• [TEXTE FOURNI]
==================================================
Tous contre tous, l’année où le chaos l’emporta
Historien américain, Paul Jankowski a déjà été publié en France : on lui doit ainsi Cette vilaine affaire Stavisky (Fayard, 2000) et Verdun. 21 Février 1916 (Gallimard, 2013). Les éditions Passés composés ont traduit l’année dernière Tous contre tous, qui revient sur la période de novembre 1932 à octobre 1933, un moment où notre auteur voit germer les graines de la seconde guerre mondiale.
Un débat qui n’en finira jamais
Au fond, le débat des origines est sans fin. Certains accuseront le traité de Versailles et ses concepteurs d’avoir produit une Europe déséquilibrée et instable. D’autres s’appesantiront sur les effets désastreux de la crise financière de 1929 et de son impact sur les circuits financiers (Jankowski en parle d’ailleurs). Il y a enfin ceux qui estiment que la responsabilité allemande, nazie est écrasante. Bref, un débat qui fait les délices des spécialistes.
==================================================
• [DONNÉES]
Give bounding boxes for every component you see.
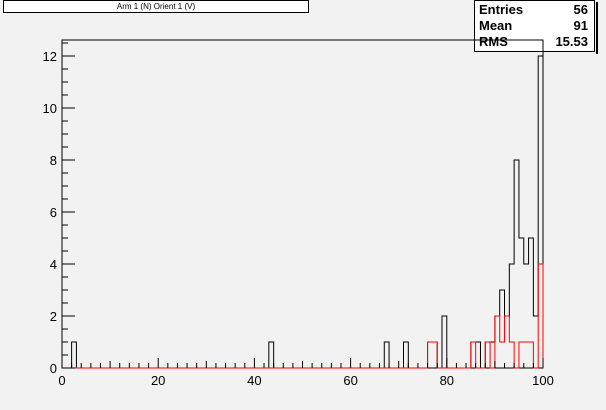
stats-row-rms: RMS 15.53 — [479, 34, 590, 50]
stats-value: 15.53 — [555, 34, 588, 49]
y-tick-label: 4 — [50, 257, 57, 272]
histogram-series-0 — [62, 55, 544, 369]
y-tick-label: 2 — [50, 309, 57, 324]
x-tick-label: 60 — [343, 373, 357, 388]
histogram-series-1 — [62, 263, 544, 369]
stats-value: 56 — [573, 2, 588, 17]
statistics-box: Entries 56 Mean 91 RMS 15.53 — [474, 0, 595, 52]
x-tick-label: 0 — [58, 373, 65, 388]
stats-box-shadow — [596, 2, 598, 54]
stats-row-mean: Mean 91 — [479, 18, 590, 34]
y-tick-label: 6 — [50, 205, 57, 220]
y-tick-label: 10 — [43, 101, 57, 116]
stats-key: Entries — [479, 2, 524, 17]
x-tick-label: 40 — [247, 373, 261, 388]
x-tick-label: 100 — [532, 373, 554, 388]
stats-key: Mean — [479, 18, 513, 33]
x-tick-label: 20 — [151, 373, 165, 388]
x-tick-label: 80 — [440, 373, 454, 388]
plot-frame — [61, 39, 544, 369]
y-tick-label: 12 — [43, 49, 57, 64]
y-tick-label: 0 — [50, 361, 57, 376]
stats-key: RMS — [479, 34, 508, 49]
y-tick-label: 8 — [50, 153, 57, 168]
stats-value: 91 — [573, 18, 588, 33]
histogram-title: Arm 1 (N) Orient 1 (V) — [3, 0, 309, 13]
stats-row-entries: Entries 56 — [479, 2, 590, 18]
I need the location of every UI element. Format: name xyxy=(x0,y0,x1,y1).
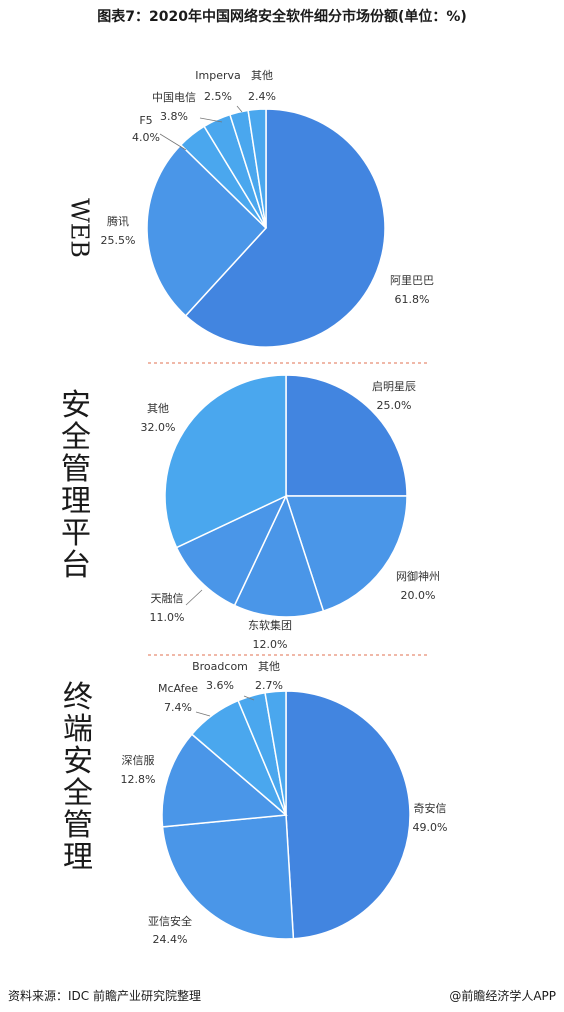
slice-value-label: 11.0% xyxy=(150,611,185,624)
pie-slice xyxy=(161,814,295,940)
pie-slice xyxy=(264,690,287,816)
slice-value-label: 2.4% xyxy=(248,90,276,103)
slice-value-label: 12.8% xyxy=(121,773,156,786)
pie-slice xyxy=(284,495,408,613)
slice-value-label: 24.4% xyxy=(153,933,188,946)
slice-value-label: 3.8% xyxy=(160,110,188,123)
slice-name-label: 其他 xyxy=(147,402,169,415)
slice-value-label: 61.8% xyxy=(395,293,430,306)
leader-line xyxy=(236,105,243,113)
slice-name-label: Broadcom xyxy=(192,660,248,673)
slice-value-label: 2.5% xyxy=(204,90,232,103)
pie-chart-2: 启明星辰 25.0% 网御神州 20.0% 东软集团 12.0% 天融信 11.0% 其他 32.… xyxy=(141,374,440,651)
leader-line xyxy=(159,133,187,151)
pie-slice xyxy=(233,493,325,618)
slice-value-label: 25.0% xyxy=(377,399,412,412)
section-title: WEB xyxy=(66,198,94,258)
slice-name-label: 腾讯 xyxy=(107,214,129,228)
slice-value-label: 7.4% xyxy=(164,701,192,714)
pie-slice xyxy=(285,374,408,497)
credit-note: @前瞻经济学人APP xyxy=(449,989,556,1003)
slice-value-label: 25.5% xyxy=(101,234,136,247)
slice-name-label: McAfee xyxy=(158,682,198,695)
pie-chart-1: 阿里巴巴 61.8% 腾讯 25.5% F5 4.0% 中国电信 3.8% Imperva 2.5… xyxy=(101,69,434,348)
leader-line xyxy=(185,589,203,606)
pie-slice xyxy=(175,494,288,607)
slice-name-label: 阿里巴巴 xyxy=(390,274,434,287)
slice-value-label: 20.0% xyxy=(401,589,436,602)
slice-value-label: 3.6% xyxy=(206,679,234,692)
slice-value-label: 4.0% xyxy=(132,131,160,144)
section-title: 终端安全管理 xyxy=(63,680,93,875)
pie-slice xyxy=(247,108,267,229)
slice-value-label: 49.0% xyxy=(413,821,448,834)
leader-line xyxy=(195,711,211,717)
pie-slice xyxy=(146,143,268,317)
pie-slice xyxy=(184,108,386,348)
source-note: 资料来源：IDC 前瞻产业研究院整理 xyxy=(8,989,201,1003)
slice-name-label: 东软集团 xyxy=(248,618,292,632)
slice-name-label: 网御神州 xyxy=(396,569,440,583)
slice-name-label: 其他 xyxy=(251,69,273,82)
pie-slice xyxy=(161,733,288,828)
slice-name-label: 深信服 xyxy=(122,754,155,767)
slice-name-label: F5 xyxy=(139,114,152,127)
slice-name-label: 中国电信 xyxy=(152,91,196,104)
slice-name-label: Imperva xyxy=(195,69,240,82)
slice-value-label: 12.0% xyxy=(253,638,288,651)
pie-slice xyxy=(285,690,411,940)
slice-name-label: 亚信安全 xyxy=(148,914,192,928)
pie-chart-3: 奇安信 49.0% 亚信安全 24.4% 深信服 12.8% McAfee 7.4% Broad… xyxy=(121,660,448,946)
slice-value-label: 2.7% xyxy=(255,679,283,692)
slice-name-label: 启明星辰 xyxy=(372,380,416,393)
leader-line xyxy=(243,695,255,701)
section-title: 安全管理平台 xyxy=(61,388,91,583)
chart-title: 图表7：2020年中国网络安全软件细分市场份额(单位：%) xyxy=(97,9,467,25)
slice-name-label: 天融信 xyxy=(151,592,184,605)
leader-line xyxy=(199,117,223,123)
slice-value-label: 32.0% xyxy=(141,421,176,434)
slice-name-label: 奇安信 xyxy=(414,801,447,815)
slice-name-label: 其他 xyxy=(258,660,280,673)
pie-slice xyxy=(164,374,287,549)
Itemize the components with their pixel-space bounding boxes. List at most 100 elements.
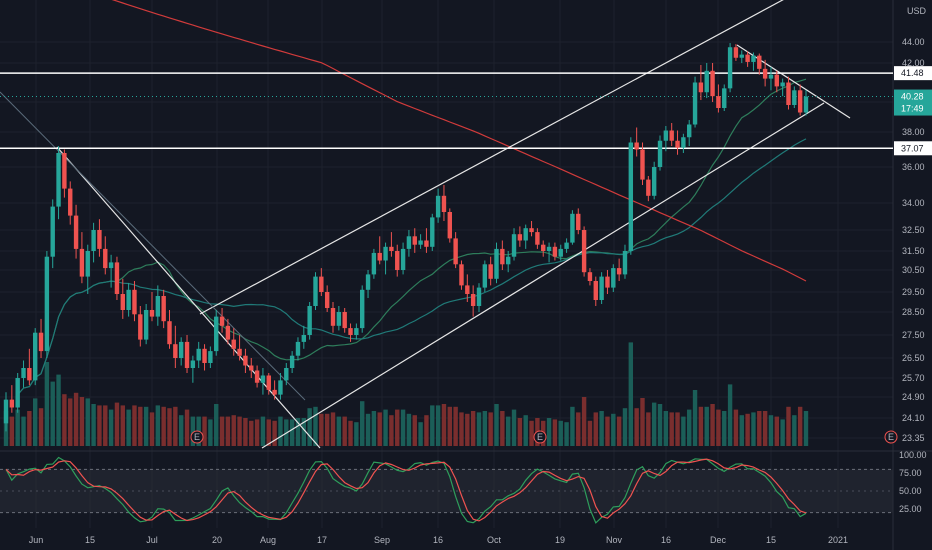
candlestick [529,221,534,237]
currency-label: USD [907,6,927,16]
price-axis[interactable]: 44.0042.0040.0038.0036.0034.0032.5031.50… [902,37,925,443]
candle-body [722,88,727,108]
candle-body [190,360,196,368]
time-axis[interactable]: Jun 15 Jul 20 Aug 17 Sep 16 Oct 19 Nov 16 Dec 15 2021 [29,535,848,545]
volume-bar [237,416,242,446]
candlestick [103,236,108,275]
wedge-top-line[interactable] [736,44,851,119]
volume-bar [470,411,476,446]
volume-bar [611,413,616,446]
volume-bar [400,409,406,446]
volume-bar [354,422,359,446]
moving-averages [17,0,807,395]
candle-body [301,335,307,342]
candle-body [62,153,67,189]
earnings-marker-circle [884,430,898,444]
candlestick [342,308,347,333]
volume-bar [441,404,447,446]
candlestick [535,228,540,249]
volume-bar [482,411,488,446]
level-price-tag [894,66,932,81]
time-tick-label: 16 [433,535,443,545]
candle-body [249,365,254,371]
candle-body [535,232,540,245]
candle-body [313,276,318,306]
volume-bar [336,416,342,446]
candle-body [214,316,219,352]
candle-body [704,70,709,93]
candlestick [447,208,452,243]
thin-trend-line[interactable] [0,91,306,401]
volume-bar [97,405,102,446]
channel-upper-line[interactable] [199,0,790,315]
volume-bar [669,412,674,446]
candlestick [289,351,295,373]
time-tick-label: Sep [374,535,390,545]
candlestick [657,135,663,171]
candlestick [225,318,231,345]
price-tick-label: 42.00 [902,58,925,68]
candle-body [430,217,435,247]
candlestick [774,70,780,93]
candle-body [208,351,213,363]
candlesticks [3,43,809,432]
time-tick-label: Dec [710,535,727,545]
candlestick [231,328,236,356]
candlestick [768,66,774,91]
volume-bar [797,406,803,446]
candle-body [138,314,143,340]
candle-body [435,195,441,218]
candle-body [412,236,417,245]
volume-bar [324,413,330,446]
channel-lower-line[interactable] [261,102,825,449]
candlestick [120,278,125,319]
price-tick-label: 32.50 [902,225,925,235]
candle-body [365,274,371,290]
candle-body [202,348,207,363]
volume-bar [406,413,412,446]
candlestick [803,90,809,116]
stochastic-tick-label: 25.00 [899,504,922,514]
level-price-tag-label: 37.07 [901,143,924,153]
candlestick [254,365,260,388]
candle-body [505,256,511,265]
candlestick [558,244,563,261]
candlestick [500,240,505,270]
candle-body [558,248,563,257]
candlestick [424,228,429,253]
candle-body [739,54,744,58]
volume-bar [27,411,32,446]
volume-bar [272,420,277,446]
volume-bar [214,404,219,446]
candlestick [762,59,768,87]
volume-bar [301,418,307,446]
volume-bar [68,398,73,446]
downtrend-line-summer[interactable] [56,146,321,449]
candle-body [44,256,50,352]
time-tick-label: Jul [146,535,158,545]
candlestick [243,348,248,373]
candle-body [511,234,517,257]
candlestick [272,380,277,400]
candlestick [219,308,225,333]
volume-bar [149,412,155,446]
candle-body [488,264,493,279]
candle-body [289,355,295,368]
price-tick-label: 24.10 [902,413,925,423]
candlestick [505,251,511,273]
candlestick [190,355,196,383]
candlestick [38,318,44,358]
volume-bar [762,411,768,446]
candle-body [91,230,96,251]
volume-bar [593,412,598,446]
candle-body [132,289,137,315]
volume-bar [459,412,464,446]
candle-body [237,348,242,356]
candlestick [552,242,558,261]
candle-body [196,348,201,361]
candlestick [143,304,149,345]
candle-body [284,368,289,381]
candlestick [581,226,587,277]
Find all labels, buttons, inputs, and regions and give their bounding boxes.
==================================================
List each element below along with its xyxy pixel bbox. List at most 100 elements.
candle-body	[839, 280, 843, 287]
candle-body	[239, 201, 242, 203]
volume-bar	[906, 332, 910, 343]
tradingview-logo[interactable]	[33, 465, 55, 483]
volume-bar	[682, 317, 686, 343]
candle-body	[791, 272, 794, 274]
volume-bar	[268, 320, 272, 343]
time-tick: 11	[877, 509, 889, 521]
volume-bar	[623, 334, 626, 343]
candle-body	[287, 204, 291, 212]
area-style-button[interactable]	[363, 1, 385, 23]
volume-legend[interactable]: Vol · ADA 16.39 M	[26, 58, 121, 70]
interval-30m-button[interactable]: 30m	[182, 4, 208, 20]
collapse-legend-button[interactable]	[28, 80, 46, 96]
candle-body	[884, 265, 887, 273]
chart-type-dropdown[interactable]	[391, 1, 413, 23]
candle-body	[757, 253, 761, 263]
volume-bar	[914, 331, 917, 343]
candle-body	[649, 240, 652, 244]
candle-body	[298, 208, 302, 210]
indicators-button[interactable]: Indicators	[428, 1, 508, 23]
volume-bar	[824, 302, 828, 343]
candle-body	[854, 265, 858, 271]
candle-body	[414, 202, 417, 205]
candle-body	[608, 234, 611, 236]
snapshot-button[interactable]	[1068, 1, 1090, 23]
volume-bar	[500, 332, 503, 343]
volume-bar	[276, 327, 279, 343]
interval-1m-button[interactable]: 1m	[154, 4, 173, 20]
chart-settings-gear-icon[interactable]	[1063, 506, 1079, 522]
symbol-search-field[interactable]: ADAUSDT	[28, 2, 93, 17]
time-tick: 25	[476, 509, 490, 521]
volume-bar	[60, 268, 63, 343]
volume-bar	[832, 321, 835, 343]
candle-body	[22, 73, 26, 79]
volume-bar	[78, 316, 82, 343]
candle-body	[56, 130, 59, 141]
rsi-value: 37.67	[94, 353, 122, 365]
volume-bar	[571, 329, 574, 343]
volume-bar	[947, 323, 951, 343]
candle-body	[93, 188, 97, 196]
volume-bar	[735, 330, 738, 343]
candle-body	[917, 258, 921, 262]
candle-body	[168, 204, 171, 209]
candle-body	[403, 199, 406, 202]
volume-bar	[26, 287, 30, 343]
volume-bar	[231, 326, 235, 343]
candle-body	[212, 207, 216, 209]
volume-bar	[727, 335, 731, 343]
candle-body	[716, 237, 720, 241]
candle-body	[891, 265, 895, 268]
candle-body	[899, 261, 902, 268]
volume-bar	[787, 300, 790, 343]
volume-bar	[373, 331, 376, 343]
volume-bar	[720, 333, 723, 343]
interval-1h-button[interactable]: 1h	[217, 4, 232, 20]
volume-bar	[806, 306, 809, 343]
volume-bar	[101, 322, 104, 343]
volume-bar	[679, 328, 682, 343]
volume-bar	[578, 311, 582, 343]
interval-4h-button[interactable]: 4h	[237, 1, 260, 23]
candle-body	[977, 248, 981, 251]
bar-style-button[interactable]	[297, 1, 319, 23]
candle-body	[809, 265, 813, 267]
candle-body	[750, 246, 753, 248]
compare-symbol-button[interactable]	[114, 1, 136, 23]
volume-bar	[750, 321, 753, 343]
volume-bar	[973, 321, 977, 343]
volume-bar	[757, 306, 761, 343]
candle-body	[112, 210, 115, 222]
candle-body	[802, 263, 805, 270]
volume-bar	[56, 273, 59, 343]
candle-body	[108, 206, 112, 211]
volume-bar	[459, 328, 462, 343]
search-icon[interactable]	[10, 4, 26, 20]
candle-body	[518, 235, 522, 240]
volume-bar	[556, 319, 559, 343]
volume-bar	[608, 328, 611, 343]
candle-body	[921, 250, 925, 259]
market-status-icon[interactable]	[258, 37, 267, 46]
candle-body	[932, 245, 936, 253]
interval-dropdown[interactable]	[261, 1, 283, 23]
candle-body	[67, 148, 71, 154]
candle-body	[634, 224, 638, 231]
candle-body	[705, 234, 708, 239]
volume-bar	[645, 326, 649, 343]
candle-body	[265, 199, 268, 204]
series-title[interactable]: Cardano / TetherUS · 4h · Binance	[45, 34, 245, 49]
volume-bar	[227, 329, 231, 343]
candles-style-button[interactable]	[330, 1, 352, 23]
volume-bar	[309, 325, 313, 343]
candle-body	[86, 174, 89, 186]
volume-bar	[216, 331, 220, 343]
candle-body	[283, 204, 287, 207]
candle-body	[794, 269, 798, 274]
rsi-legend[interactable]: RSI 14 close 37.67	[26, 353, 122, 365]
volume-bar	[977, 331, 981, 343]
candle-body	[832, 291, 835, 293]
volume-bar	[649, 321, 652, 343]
==================================================
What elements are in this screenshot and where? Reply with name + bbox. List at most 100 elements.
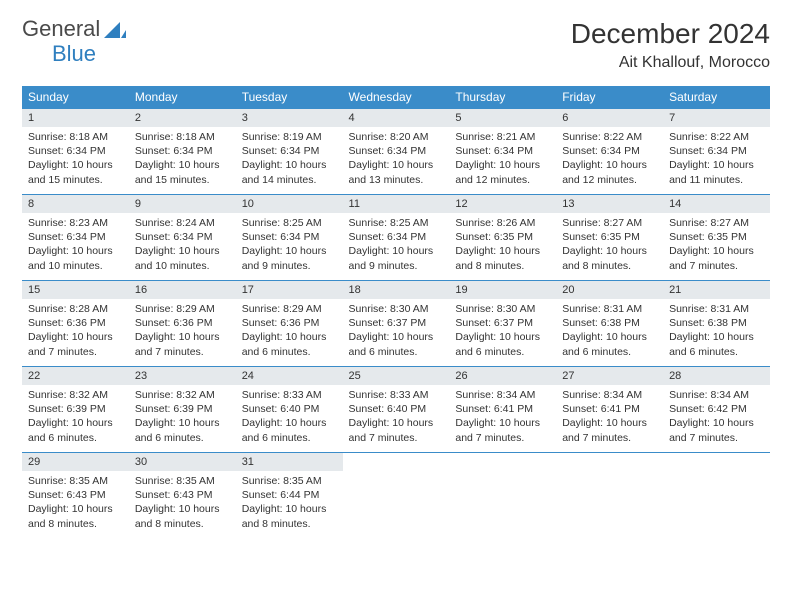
==================================================
Rédigez la suite du texte consacré au livre de Paul Jankowski, en partant juste après sa dernière phrase.

Une année charnière
Ceci dit, l’ouvrage de Paul Jankowski, malgré quelques problèmes de traduction, présente une année charnière. Durant la période étudiée, c’est l’idée de coopération qui peu à peu s’effondre. Sur la crise en Mandchourie et la réponse à apporter à l’agression japonaise, la Société des nations et les grandes puissances n’arrivent pas à s’accorder, se figeant dans une impuissance qui annonce bien des crises à venir. Sur le plan économique, la question des dettes de guerre sème la discorde entre les démocraties. La France refuse de payer les États-Unis, la Grande-Bretagne s’y résout une dernière fois. En fait, ces dettes dépendaient du paiement des Réparations, suspendues par l’Allemagne avant que la France, acculée, ne consente à leur abandon. Or ce sont les prêts américains à l’Allemagne qui faisaient tourner l’économie germanique, permettant le paiement à la France qui à son tour payait l’Allemagne : un circuit économique qui fonctionnait… Et qui nécessitait la coopération, ce qui fait défaut en 1932-1933.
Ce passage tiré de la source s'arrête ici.